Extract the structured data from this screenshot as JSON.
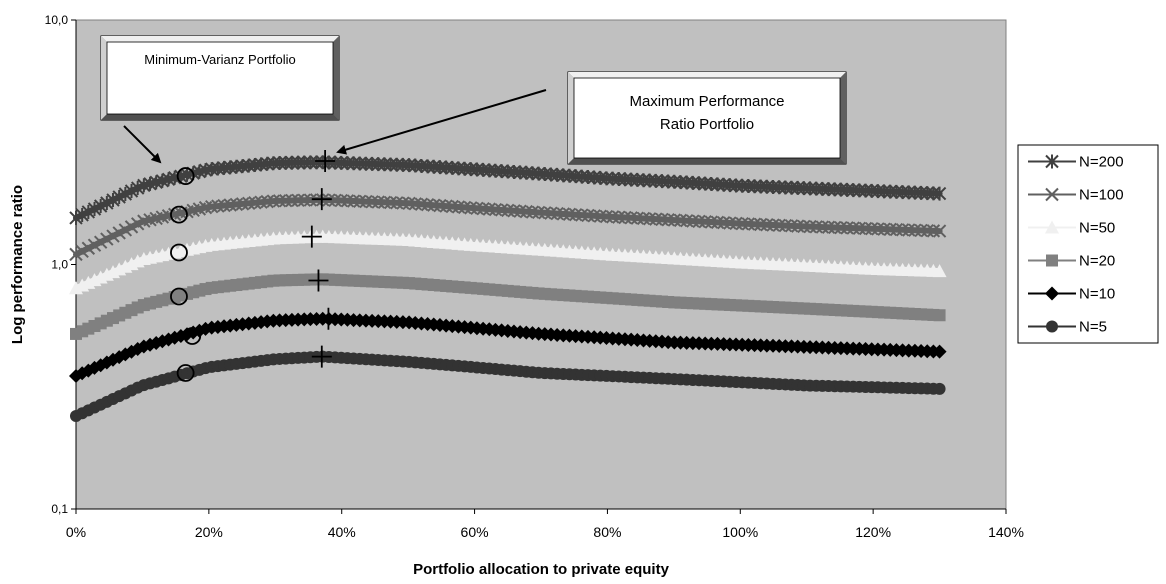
{
  "chart_data": {
    "type": "line",
    "xlabel": "Portfolio allocation to private equity",
    "ylabel": "Log performance ratio",
    "y_scale": "log",
    "xlim": [
      0,
      1.4
    ],
    "ylim": [
      0.1,
      10
    ],
    "x_ticks": [
      "0%",
      "20%",
      "40%",
      "60%",
      "80%",
      "100%",
      "120%",
      "140%"
    ],
    "y_ticks": [
      "0,1",
      "1,0",
      "10,0"
    ],
    "grid": false,
    "plot_background": "#c0c0c0",
    "legend_position": "right",
    "x": [
      0,
      0.1,
      0.2,
      0.3,
      0.37,
      0.5,
      0.6,
      0.7,
      0.8,
      0.9,
      1.0,
      1.1,
      1.2,
      1.3
    ],
    "series": [
      {
        "name": "N=200",
        "marker": "star",
        "color": "#404040",
        "values": [
          1.55,
          2.1,
          2.45,
          2.6,
          2.62,
          2.55,
          2.45,
          2.35,
          2.25,
          2.18,
          2.1,
          2.05,
          2.0,
          1.95
        ]
      },
      {
        "name": "N=100",
        "marker": "x",
        "color": "#606060",
        "values": [
          1.1,
          1.5,
          1.72,
          1.82,
          1.84,
          1.78,
          1.7,
          1.63,
          1.57,
          1.52,
          1.47,
          1.43,
          1.4,
          1.37
        ]
      },
      {
        "name": "N=50",
        "marker": "triangle",
        "color": "#f0f0f0",
        "values": [
          0.8,
          1.05,
          1.2,
          1.28,
          1.3,
          1.26,
          1.2,
          1.15,
          1.1,
          1.06,
          1.02,
          0.99,
          0.96,
          0.94
        ]
      },
      {
        "name": "N=20",
        "marker": "square",
        "color": "#808080",
        "values": [
          0.52,
          0.68,
          0.8,
          0.86,
          0.87,
          0.84,
          0.8,
          0.76,
          0.73,
          0.7,
          0.68,
          0.66,
          0.64,
          0.62
        ]
      },
      {
        "name": "N=10",
        "marker": "diamond",
        "color": "#000000",
        "values": [
          0.35,
          0.46,
          0.55,
          0.59,
          0.6,
          0.58,
          0.55,
          0.52,
          0.5,
          0.48,
          0.47,
          0.46,
          0.45,
          0.44
        ]
      },
      {
        "name": "N=5",
        "marker": "circle",
        "color": "#333333",
        "values": [
          0.24,
          0.32,
          0.38,
          0.41,
          0.42,
          0.4,
          0.38,
          0.36,
          0.35,
          0.34,
          0.33,
          0.32,
          0.315,
          0.31
        ]
      }
    ],
    "min_variance_points": [
      {
        "x": 0.165,
        "y": 2.3
      },
      {
        "x": 0.155,
        "y": 1.6
      },
      {
        "x": 0.155,
        "y": 1.12
      },
      {
        "x": 0.155,
        "y": 0.74
      },
      {
        "x": 0.175,
        "y": 0.51
      },
      {
        "x": 0.165,
        "y": 0.36
      }
    ],
    "max_ratio_points": [
      {
        "x": 0.375,
        "y": 2.65
      },
      {
        "x": 0.37,
        "y": 1.85
      },
      {
        "x": 0.355,
        "y": 1.3
      },
      {
        "x": 0.365,
        "y": 0.86
      },
      {
        "x": 0.38,
        "y": 0.6
      },
      {
        "x": 0.37,
        "y": 0.42
      }
    ],
    "annotations": {
      "min_variance": "Minimum-Varianz Portfolio",
      "max_ratio_line1": "Maximum Performance",
      "max_ratio_line2": "Ratio Portfolio"
    }
  }
}
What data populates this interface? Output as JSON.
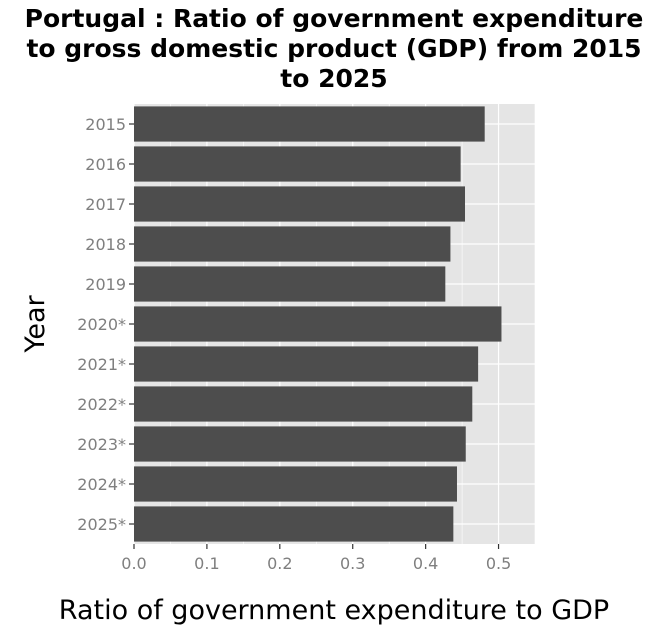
{
  "chart_data": {
    "type": "bar",
    "orientation": "horizontal",
    "title_lines": [
      "Portugal : Ratio of government expenditure",
      "to gross domestic product (GDP) from 2015",
      "to 2025"
    ],
    "xlabel": "Ratio of government expenditure to GDP",
    "ylabel": "Year",
    "categories": [
      "2015",
      "2016",
      "2017",
      "2018",
      "2019",
      "2020*",
      "2021*",
      "2022*",
      "2023*",
      "2024*",
      "2025*"
    ],
    "values": [
      0.481,
      0.448,
      0.454,
      0.434,
      0.427,
      0.504,
      0.472,
      0.464,
      0.455,
      0.443,
      0.438
    ],
    "xlim": [
      0,
      0.55
    ],
    "xticks": [
      "0.0",
      "0.1",
      "0.2",
      "0.3",
      "0.4",
      "0.5"
    ],
    "grid": true,
    "bar_color": "#4d4d4d",
    "panel_color": "#e5e5e5",
    "grid_color": "#ffffff"
  }
}
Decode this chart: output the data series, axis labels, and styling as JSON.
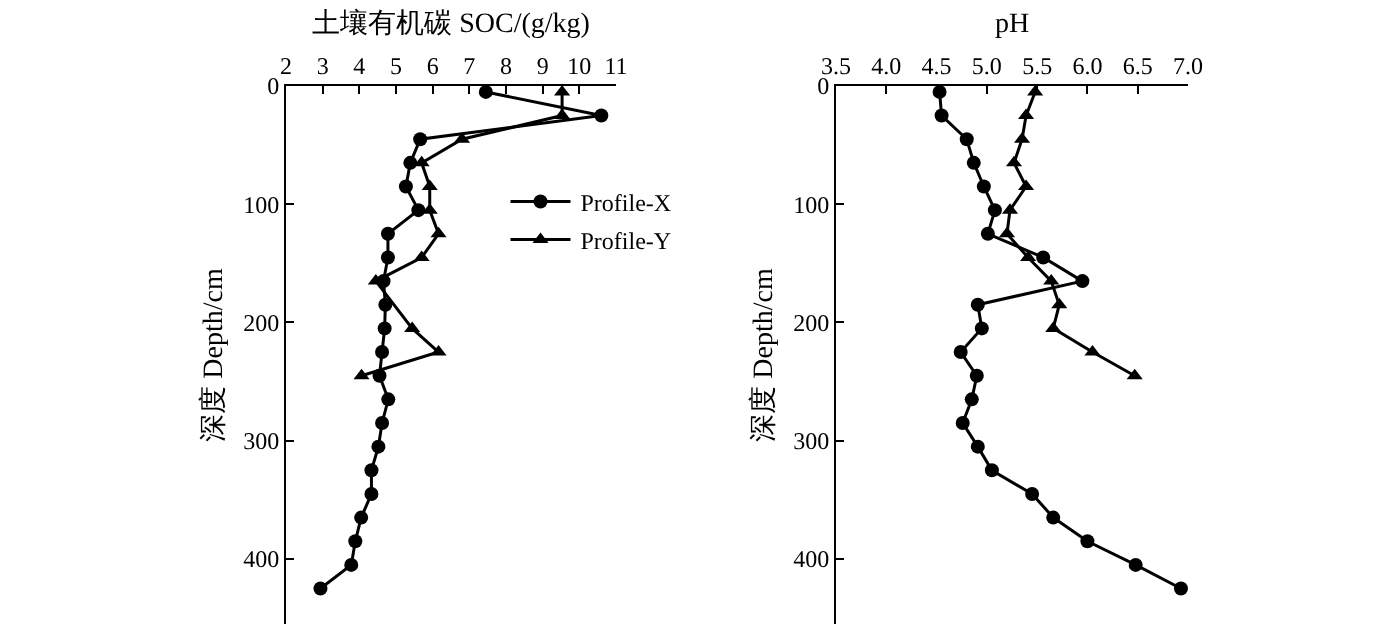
{
  "chart_data": [
    {
      "type": "line",
      "xlabel": "土壤有机碳 SOC/(g/kg)",
      "ylabel": "深度 Depth/cm",
      "xlim": [
        2,
        11
      ],
      "xticks": [
        2,
        3,
        4,
        5,
        6,
        7,
        8,
        9,
        10,
        11
      ],
      "ylim": [
        455,
        0
      ],
      "yticks": [
        0,
        100,
        200,
        300,
        400
      ],
      "grid": false,
      "legend": "right",
      "series": [
        {
          "name": "Profile-X",
          "color": "#000000",
          "marker": "circle",
          "x": [
            7.45,
            10.6,
            5.66,
            5.39,
            5.27,
            5.61,
            4.78,
            4.78,
            4.66,
            4.71,
            4.69,
            4.62,
            4.55,
            4.79,
            4.62,
            4.52,
            4.33,
            4.33,
            4.05,
            3.89,
            3.78,
            2.94
          ],
          "values": [
            5,
            25,
            45,
            65,
            85,
            105,
            125,
            145,
            165,
            185,
            205,
            225,
            245,
            265,
            285,
            305,
            325,
            345,
            365,
            385,
            405,
            425
          ]
        },
        {
          "name": "Profile-Y",
          "color": "#000000",
          "marker": "triangle",
          "x": [
            9.53,
            9.53,
            6.8,
            5.7,
            5.92,
            5.92,
            6.16,
            5.7,
            4.45,
            5.44,
            6.16,
            4.06
          ],
          "values": [
            5,
            25,
            45,
            65,
            85,
            105,
            125,
            145,
            165,
            205,
            225,
            245
          ]
        }
      ]
    },
    {
      "type": "line",
      "xlabel": "pH",
      "ylabel": "深度 Depth/cm",
      "xlim": [
        3.5,
        7
      ],
      "xticks": [
        {
          "value": 3.5,
          "label": "3.5"
        },
        {
          "value": 4,
          "label": "4.0"
        },
        {
          "value": 4.5,
          "label": "4.5"
        },
        {
          "value": 5,
          "label": "5.0"
        },
        {
          "value": 5.5,
          "label": "5.5"
        },
        {
          "value": 6,
          "label": "6.0"
        },
        {
          "value": 6.5,
          "label": "6.5"
        },
        {
          "value": 7,
          "label": "7.0"
        }
      ],
      "ylim": [
        455,
        0
      ],
      "yticks": [
        0,
        100,
        200,
        300,
        400
      ],
      "grid": false,
      "series": [
        {
          "color": "#000000",
          "marker": "circle",
          "x": [
            4.53,
            4.55,
            4.8,
            4.87,
            4.97,
            5.08,
            5.01,
            5.56,
            5.95,
            4.91,
            4.95,
            4.74,
            4.9,
            4.85,
            4.76,
            4.91,
            5.05,
            5.45,
            5.66,
            6.0,
            6.48,
            6.93
          ],
          "values": [
            5,
            25,
            45,
            65,
            85,
            105,
            125,
            145,
            165,
            185,
            205,
            225,
            245,
            265,
            285,
            305,
            325,
            345,
            365,
            385,
            405,
            425
          ]
        },
        {
          "color": "#000000",
          "marker": "triangle",
          "x": [
            5.48,
            5.39,
            5.35,
            5.27,
            5.39,
            5.23,
            5.2,
            5.41,
            5.64,
            5.72,
            5.66,
            6.05,
            6.47
          ],
          "values": [
            5,
            25,
            45,
            65,
            85,
            105,
            125,
            145,
            165,
            185,
            205,
            225,
            245
          ]
        }
      ]
    }
  ]
}
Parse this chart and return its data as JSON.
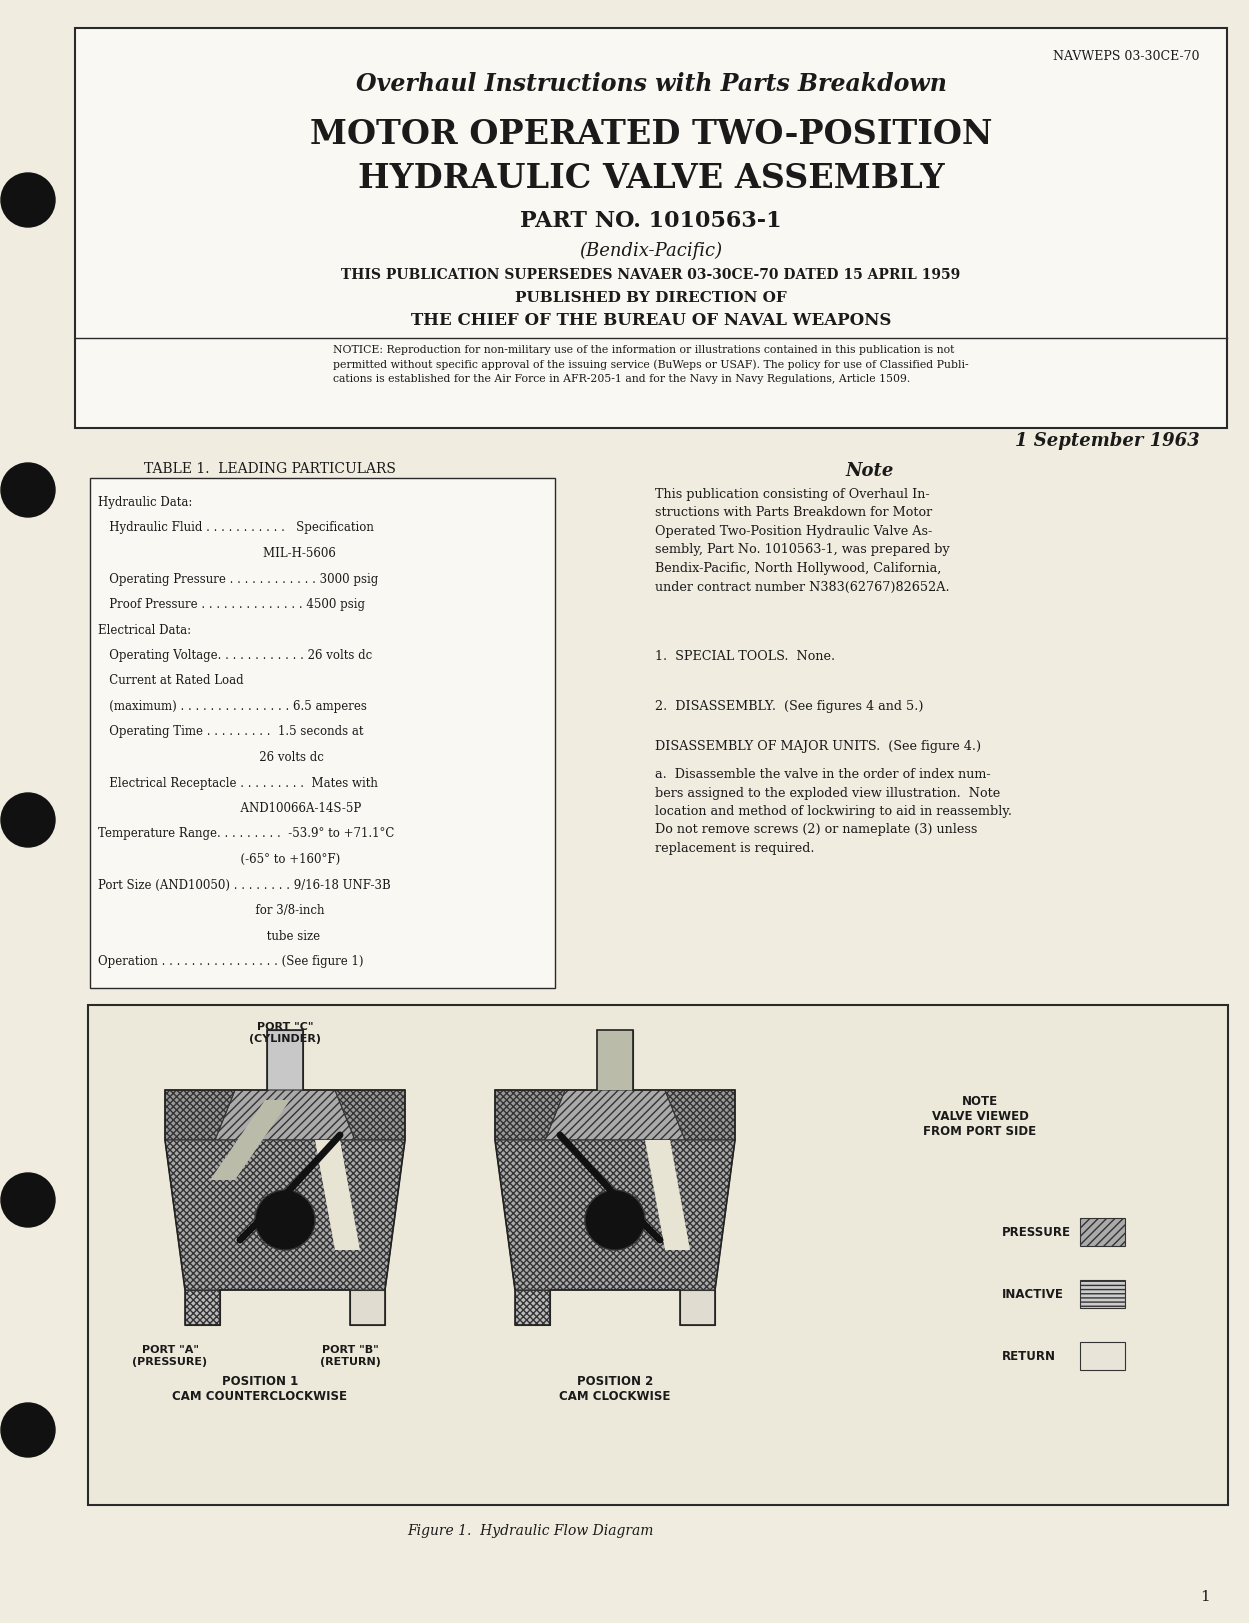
{
  "bg_color": "#f0ece0",
  "inner_bg": "#faf8f2",
  "border_color": "#2a2a2a",
  "text_color": "#1a1a1a",
  "navweps": "NAVWEPS 03-30CE-70",
  "title_line1": "Overhaul Instructions with Parts Breakdown",
  "title_line2": "MOTOR OPERATED TWO-POSITION",
  "title_line3": "HYDRAULIC VALVE ASSEMBLY",
  "title_line4": "PART NO. 1010563-1",
  "title_line5": "(Bendix-Pacific)",
  "supersedes": "THIS PUBLICATION SUPERSEDES NAVAER 03-30CE-70 DATED 15 APRIL 1959",
  "published": "PUBLISHED BY DIRECTION OF",
  "bureau": "THE CHIEF OF THE BUREAU OF NAVAL WEAPONS",
  "notice": "NOTICE: Reproduction for non-military use of the information or illustrations contained in this publication is not\npermitted without specific approval of the issuing service (BuWeps or USAF). The policy for use of Classified Publi-\ncations is established for the Air Force in AFR-205-1 and for the Navy in Navy Regulations, Article 1509.",
  "date": "1 September 1963",
  "table_title": "TABLE 1.  LEADING PARTICULARS",
  "table_lines": [
    "Hydraulic Data:",
    "   Hydraulic Fluid . . . . . . . . . . .   Specification",
    "                                            MIL-H-5606",
    "   Operating Pressure . . . . . . . . . . . . 3000 psig",
    "   Proof Pressure . . . . . . . . . . . . . . 4500 psig",
    "Electrical Data:",
    "   Operating Voltage. . . . . . . . . . . . 26 volts dc",
    "   Current at Rated Load",
    "   (maximum) . . . . . . . . . . . . . . . 6.5 amperes",
    "   Operating Time . . . . . . . . .  1.5 seconds at",
    "                                           26 volts dc",
    "   Electrical Receptacle . . . . . . . . .  Mates with",
    "                                      AND10066A-14S-5P",
    "Temperature Range. . . . . . . . .  -53.9° to +71.1°C",
    "                                      (-65° to +160°F)",
    "Port Size (AND10050) . . . . . . . . 9/16-18 UNF-3B",
    "                                          for 3/8-inch",
    "                                             tube size",
    "Operation . . . . . . . . . . . . . . . . (See figure 1)"
  ],
  "note_title": "Note",
  "note_text": "This publication consisting of Overhaul In-\nstructions with Parts Breakdown for Motor\nOperated Two-Position Hydraulic Valve As-\nsembly, Part No. 1010563-1, was prepared by\nBendix-Pacific, North Hollywood, California,\nunder contract number N383(62767)82652A.",
  "special_tools": "1.  SPECIAL TOOLS.  None.",
  "disassembly": "2.  DISASSEMBLY.  (See figures 4 and 5.)",
  "disassembly_major": "DISASSEMBLY OF MAJOR UNITS.  (See figure 4.)",
  "para_a": "a.  Disassemble the valve in the order of index num-\nbers assigned to the exploded view illustration.  Note\nlocation and method of lockwiring to aid in reassembly.\nDo not remove screws (2) or nameplate (3) unless\nreplacement is required.",
  "figure_caption": "Figure 1.  Hydraulic Flow Diagram",
  "page_number": "1",
  "fig_note1": "NOTE",
  "fig_note2": "VALVE VIEWED",
  "fig_note3": "FROM PORT SIDE",
  "fig_pressure_label": "PRESSURE",
  "fig_inactive_label": "INACTIVE",
  "fig_return_label": "RETURN",
  "fig_port_c": "PORT \"C\"",
  "fig_cylinder": "(CYLINDER)",
  "fig_port_a": "PORT \"A\"",
  "fig_pressure_port": "(PRESSURE)",
  "fig_port_b": "PORT \"B\"",
  "fig_return_port": "(RETURN)",
  "fig_pos1_line1": "POSITION 1",
  "fig_pos1_line2": "CAM COUNTERCLOCKWISE",
  "fig_pos2_line1": "POSITION 2",
  "fig_pos2_line2": "CAM CLOCKWISE"
}
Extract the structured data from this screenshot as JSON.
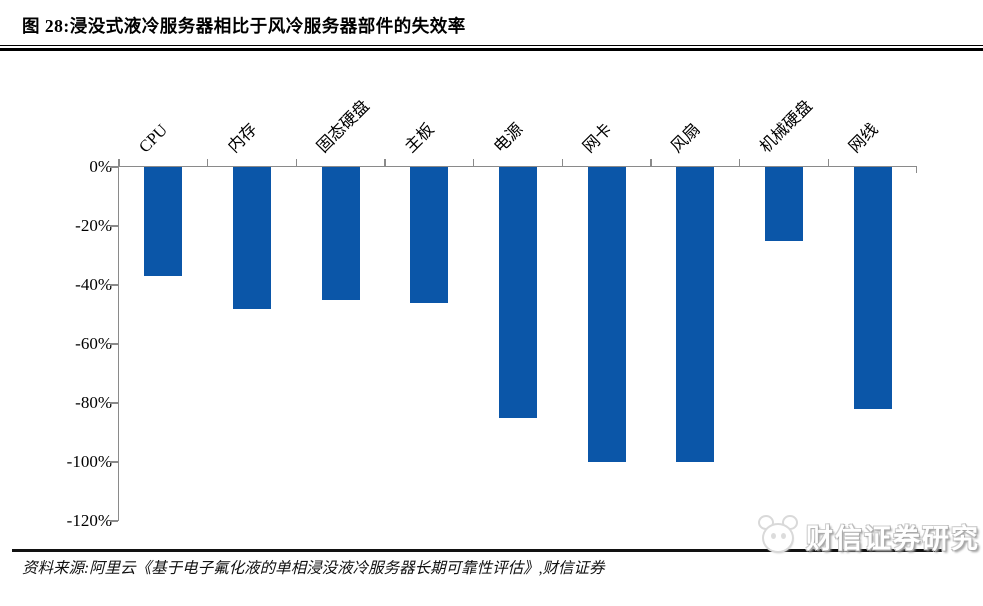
{
  "header": {
    "figure_label": "图 28:",
    "title": "浸没式液冷服务器相比于风冷服务器部件的失效率"
  },
  "chart_data": {
    "type": "bar",
    "title": "浸没式液冷服务器相比于风冷服务器部件的失效率",
    "categories": [
      "CPU",
      "内存",
      "固态硬盘",
      "主板",
      "电源",
      "网卡",
      "风扇",
      "机械硬盘",
      "网线"
    ],
    "values": [
      -37,
      -48,
      -45,
      -46,
      -85,
      -100,
      -100,
      -25,
      -82
    ],
    "unit": "%",
    "xlabel": "",
    "ylabel": "",
    "ylim": [
      -120,
      0
    ],
    "ytick_labels": [
      "0%",
      "-20%",
      "-40%",
      "-60%",
      "-80%",
      "-100%",
      "-120%"
    ],
    "bar_color": "#0B56A8",
    "axis_color": "#8A8A8A",
    "grid": false,
    "legend": "none",
    "category_label_rotation_deg": 45
  },
  "footer": {
    "source": "资料来源:阿里云《基于电子氟化液的单相浸没液冷服务器长期可靠性评估》,财信证券"
  },
  "watermark": {
    "text": "财信证券研究"
  }
}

## [Aim of the exercise]
Only lines with the word "right" should be collected from the material.

## [Written answer]
    "legend_position": "right",
      "legend": "right",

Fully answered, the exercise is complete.